• **RECORDS FOR THIS TASK**
==============================

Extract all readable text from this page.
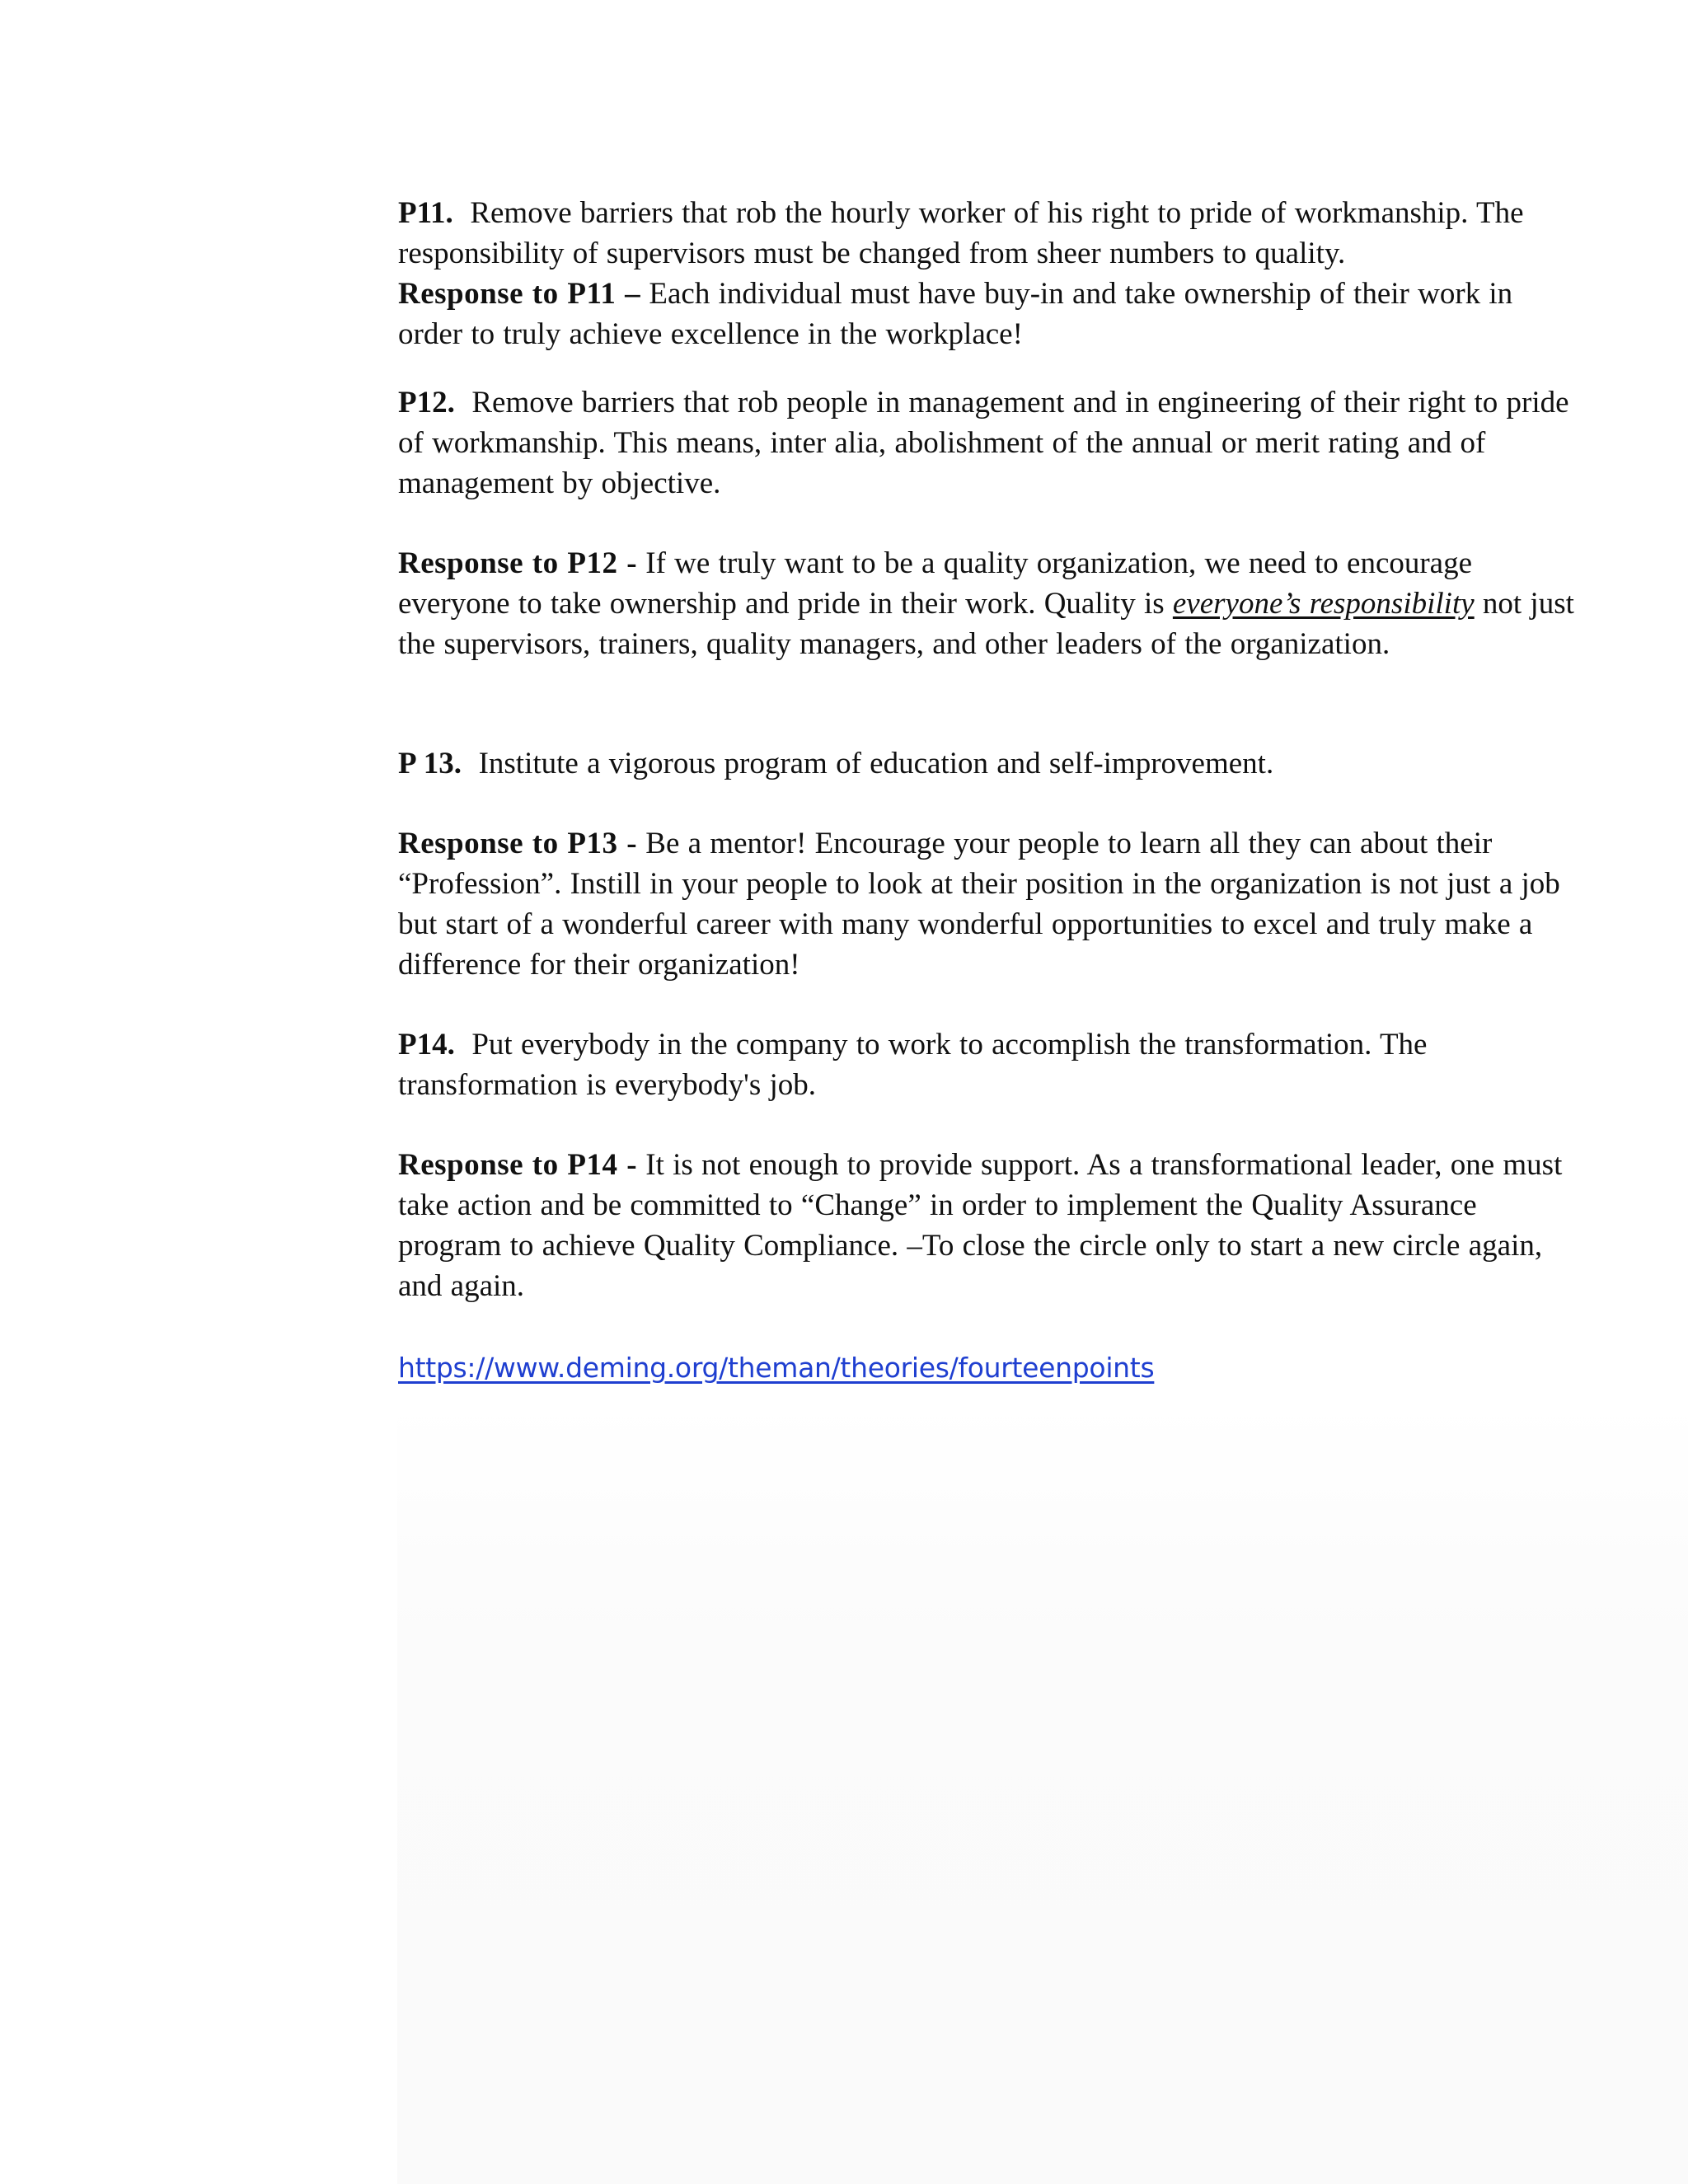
P11. Remove barriers that rob the hourly worker of his right to pride of workmanship. The responsibility of supervisors must be changed from sheer numbers to quality.
Response to P11 – Each individual must have buy-in and take ownership of their work in order to truly achieve excellence in the workplace!

P12. Remove barriers that rob people in management and in engineering of their right to pride of workmanship. This means, inter alia, abolishment of the annual or merit rating and of management by objective.

Response to P12 - If we truly want to be a quality organization, we need to encourage everyone to take ownership and pride in their work. Quality is everyone’s responsibility not just the supervisors, trainers, quality managers, and other leaders of the organization.

P 13. Institute a vigorous program of education and self-improvement.

Response to P13 - Be a mentor! Encourage your people to learn all they can about their “Profession”. Instill in your people to look at their position in the organization is not just a job but start of a wonderful career with many wonderful opportunities to excel and truly make a difference for their organization!

P14. Put everybody in the company to work to accomplish the transformation. The transformation is everybody's job.

Response to P14 - It is not enough to provide support. As a transformational leader, one must take action and be committed to “Change” in order to implement the Quality Assurance program to achieve Quality Compliance. –To close the circle only to start a new circle again, and again.

https://www.deming.org/theman/theories/fourteenpoints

==============================

• **EXERCISE BRIEF**
Look through the data above. Find each line with the string "supervisors" and copy it.

• **FULL OUTPUT**
P11. Remove barriers that rob the hourly worker of his right to pride of workmanship. The responsibility of supervisors must be changed from sheer numbers to quality.
Response to P12 - If we truly want to be a quality organization, we need to encourage everyone to take ownership and pride in their work. Quality is everyone’s responsibility not just the supervisors, trainers, quality managers, and other leaders of the organization.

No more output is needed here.